Copy the lines of the data below verbatim, from the line containing "column-header-time-card-period[interactable]: Time Card" through the line containing "search-icon[interactable] [547, 380, 562, 395]", including both of those lines.

___ Data provided ___

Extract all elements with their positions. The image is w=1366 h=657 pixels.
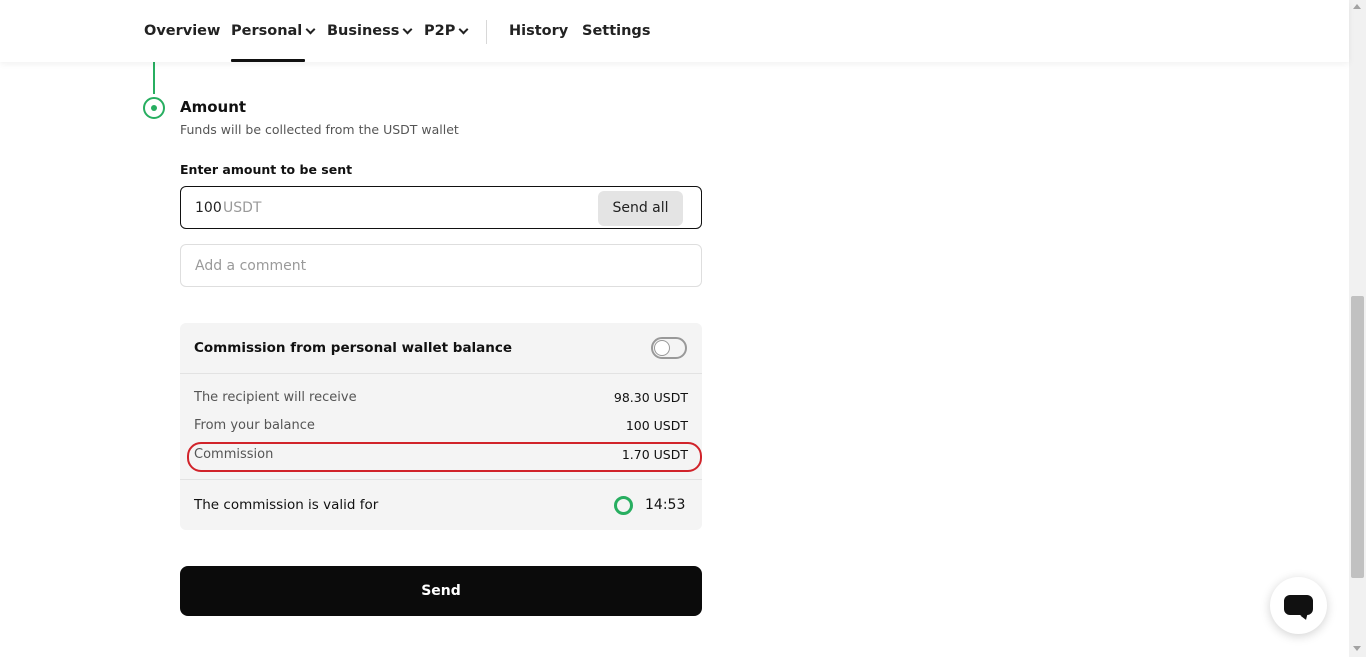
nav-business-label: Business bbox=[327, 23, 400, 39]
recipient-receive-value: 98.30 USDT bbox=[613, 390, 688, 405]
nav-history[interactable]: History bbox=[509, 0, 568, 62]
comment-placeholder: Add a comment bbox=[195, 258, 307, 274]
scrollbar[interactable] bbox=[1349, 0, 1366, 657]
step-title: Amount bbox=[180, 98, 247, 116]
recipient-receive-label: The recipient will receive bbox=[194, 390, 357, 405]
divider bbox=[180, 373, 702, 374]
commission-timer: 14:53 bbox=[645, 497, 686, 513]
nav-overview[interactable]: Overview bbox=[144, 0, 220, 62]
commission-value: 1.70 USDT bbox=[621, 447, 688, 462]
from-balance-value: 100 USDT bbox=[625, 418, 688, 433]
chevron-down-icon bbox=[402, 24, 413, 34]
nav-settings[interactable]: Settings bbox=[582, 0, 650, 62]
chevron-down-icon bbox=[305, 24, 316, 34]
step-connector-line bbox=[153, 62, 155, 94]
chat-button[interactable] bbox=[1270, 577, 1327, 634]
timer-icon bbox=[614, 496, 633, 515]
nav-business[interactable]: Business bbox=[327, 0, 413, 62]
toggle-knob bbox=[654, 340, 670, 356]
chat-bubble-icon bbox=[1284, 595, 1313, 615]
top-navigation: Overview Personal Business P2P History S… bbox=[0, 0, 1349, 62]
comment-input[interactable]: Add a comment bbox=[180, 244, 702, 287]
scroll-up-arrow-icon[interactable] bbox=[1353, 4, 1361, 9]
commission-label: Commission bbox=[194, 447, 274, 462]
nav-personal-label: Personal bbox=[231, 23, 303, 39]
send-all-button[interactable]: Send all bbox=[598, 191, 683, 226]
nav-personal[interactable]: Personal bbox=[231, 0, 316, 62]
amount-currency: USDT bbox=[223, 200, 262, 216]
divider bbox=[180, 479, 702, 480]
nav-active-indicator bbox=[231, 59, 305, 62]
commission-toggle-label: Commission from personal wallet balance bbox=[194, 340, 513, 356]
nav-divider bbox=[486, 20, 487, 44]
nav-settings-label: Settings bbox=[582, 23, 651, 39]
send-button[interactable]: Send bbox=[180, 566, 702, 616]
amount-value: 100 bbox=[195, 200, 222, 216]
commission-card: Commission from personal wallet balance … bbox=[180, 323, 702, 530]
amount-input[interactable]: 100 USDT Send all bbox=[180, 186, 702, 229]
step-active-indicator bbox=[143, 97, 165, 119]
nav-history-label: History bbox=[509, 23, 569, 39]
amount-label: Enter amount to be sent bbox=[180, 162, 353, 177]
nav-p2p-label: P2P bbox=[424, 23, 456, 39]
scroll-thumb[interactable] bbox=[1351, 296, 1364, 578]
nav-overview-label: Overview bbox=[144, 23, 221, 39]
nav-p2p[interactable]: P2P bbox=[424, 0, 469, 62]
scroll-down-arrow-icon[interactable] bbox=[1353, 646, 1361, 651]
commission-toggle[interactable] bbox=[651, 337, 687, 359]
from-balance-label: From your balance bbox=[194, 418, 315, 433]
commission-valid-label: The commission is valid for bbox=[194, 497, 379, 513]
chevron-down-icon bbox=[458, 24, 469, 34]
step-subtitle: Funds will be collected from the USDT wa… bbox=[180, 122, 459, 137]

___
___ Data provided ___

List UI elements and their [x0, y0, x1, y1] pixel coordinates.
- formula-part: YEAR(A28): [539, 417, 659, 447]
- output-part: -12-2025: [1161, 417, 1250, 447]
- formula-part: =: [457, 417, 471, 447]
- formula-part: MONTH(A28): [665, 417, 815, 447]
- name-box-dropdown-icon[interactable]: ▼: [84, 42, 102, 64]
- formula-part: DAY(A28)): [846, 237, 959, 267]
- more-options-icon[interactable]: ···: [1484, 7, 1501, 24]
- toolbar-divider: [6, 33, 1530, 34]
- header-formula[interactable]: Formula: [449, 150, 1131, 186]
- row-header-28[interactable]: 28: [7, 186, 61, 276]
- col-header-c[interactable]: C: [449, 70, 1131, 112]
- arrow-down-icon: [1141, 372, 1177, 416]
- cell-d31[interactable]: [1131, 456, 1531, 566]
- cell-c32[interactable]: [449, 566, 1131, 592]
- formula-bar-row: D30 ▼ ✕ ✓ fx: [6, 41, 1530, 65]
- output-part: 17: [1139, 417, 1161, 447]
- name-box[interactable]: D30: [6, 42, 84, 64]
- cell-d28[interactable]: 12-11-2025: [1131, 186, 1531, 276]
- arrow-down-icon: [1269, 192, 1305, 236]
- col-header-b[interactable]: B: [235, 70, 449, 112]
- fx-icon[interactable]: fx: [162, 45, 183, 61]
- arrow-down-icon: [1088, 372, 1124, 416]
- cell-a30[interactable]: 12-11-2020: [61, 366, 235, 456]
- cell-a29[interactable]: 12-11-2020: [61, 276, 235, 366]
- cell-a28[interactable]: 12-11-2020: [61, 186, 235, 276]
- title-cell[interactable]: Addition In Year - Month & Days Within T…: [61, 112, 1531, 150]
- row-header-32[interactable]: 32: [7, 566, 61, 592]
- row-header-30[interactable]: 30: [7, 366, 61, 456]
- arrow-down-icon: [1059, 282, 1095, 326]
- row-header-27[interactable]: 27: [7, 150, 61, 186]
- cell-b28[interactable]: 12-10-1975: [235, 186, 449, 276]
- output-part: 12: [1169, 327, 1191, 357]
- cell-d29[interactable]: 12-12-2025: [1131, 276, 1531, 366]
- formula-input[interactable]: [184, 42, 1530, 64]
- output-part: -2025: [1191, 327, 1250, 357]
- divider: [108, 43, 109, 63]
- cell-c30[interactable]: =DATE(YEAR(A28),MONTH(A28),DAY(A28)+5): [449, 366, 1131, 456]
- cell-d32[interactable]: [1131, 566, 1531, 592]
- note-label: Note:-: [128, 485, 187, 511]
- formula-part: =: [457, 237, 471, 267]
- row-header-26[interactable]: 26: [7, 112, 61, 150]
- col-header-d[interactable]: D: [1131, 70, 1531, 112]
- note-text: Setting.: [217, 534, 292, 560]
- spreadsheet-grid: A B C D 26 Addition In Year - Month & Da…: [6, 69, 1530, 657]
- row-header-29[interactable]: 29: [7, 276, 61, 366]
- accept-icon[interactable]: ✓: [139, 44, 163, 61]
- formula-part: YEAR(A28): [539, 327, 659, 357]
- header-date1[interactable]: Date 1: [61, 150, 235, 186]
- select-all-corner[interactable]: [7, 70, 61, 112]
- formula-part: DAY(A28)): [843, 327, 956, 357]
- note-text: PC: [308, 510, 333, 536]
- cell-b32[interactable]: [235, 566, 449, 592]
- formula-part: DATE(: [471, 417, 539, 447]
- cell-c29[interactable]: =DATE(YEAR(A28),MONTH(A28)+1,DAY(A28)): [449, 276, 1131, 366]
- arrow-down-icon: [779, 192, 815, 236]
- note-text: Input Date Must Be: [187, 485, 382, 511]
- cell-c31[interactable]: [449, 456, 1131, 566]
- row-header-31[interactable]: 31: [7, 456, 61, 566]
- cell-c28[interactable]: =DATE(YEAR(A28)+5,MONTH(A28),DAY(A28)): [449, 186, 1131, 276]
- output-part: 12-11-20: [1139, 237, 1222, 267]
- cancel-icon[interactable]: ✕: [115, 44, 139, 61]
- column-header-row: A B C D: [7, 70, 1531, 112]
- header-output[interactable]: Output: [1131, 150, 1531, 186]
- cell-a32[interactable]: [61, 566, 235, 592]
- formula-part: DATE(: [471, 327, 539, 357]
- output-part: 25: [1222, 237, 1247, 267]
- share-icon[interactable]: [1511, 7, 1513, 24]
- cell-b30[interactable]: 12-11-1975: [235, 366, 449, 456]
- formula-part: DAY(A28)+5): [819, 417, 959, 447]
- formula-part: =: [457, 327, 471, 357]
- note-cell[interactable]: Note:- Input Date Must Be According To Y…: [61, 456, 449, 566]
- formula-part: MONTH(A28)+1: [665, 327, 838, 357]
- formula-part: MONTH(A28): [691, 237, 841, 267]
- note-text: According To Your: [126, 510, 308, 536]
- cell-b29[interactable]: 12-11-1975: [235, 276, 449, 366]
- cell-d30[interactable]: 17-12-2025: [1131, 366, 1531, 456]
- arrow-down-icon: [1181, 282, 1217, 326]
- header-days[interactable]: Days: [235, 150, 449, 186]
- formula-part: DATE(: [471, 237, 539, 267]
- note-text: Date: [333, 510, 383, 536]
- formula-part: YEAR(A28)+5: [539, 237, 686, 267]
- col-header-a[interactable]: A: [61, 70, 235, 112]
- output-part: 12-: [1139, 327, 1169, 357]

___
___ Data provided ___

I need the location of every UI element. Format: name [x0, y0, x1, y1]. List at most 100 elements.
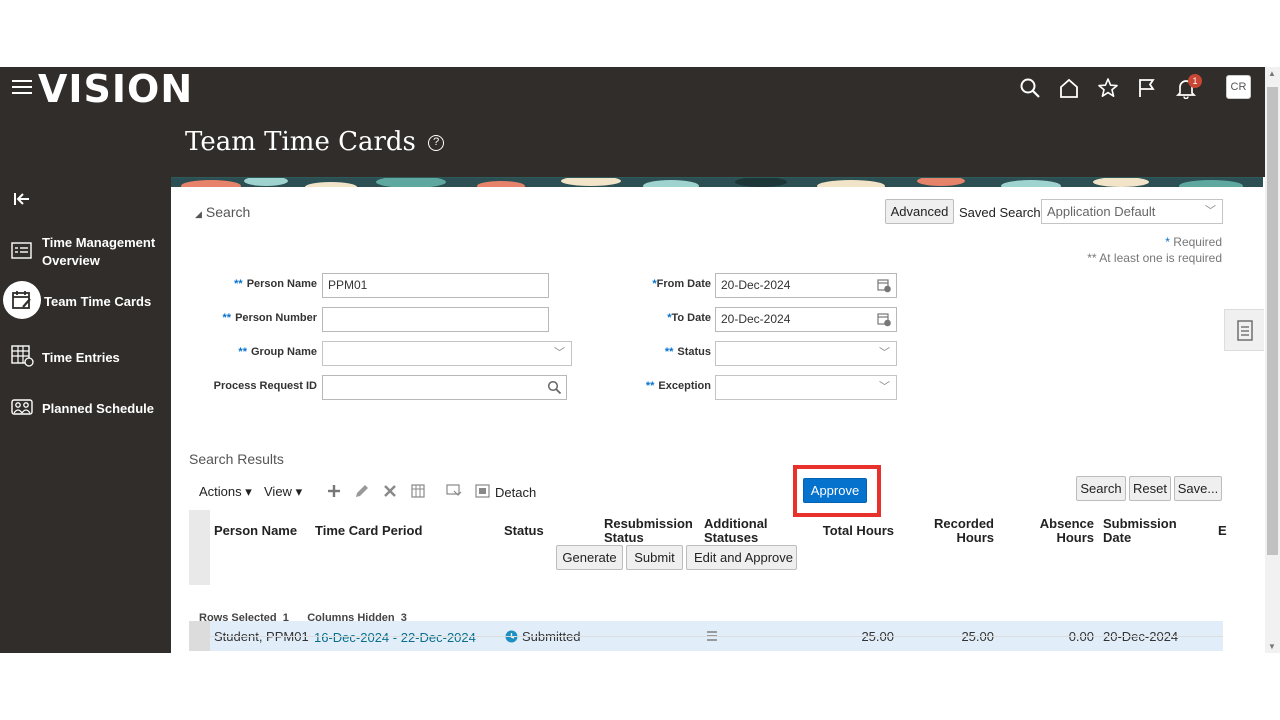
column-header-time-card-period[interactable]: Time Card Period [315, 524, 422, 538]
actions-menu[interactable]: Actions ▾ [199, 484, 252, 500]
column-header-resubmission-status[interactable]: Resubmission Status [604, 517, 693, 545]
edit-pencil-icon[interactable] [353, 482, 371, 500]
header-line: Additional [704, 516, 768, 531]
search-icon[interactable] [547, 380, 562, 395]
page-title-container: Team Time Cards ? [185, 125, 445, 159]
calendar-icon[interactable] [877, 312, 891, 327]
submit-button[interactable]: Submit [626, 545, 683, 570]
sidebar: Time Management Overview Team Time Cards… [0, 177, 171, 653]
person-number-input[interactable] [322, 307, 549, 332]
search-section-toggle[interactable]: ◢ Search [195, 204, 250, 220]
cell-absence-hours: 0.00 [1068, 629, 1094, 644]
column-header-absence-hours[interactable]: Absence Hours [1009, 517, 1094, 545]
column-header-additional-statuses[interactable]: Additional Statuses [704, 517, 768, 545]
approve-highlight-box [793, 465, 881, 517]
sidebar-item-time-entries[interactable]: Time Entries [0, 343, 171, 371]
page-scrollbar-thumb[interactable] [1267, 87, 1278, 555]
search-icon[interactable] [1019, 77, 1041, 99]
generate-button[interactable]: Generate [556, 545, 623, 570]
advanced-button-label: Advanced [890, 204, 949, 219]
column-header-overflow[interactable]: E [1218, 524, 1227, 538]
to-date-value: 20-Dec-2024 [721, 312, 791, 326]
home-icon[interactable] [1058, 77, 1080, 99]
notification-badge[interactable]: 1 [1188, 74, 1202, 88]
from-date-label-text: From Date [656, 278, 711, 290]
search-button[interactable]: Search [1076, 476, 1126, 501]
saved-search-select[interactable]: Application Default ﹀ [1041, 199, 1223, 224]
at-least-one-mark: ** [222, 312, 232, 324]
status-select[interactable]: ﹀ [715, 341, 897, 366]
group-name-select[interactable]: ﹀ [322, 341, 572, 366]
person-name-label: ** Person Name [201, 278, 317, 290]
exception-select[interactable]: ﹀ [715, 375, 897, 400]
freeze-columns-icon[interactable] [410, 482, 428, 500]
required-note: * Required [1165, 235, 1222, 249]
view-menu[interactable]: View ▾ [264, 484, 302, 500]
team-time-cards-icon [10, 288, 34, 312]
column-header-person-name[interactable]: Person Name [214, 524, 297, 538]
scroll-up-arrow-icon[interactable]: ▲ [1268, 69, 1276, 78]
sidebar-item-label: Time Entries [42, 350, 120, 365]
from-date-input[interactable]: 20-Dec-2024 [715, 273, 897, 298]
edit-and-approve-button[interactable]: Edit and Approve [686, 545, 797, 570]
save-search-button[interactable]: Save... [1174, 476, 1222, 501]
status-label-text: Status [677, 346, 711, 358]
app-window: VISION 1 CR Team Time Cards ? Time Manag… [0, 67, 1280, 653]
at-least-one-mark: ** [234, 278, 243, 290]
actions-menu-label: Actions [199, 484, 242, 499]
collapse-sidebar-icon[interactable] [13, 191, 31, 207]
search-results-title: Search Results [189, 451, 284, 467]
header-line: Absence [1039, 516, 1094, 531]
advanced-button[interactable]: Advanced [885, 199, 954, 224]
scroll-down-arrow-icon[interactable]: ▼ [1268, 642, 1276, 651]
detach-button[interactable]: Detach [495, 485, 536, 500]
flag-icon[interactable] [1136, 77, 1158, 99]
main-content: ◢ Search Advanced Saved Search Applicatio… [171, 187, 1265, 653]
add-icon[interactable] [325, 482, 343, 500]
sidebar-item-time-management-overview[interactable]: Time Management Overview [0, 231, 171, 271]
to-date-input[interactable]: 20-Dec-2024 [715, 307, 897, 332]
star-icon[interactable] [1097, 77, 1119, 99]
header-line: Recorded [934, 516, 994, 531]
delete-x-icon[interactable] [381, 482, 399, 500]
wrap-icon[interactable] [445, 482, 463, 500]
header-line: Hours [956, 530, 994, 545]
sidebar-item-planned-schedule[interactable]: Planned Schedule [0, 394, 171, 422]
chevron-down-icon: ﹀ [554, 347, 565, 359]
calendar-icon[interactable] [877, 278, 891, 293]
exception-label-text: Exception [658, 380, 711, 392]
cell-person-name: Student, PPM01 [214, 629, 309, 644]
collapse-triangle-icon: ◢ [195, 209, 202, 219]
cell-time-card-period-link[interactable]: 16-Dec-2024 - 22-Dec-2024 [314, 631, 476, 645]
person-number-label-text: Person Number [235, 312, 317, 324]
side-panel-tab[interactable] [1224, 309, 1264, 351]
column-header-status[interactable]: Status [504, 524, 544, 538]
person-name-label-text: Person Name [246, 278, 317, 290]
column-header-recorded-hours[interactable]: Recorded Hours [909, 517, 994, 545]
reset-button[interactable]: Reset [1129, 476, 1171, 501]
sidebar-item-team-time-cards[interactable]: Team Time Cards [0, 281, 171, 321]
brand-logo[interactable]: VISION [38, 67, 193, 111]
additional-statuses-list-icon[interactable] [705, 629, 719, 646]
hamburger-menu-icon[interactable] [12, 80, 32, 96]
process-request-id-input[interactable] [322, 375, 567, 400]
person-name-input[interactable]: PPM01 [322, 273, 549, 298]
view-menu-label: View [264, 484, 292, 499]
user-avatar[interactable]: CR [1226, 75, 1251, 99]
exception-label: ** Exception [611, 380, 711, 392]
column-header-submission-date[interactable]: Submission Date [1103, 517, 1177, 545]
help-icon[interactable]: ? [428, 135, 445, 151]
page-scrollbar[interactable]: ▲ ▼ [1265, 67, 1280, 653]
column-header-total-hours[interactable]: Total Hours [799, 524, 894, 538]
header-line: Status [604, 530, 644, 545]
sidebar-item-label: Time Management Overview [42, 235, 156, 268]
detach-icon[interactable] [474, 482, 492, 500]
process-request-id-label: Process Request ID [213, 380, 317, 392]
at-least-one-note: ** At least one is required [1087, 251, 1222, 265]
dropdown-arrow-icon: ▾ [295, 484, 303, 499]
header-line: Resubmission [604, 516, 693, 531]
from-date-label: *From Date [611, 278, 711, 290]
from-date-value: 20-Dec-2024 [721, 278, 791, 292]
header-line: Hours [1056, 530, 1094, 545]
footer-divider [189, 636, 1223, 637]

___

Complete output:
column-header-time-card-period[interactable]: Time Card Period [315, 524, 422, 538]
actions-menu[interactable]: Actions ▾ [199, 484, 252, 500]
column-header-resubmission-status[interactable]: Resubmission Status [604, 517, 693, 545]
edit-pencil-icon[interactable] [353, 482, 371, 500]
header-line: Additional [704, 516, 768, 531]
search-icon[interactable] [547, 380, 562, 395]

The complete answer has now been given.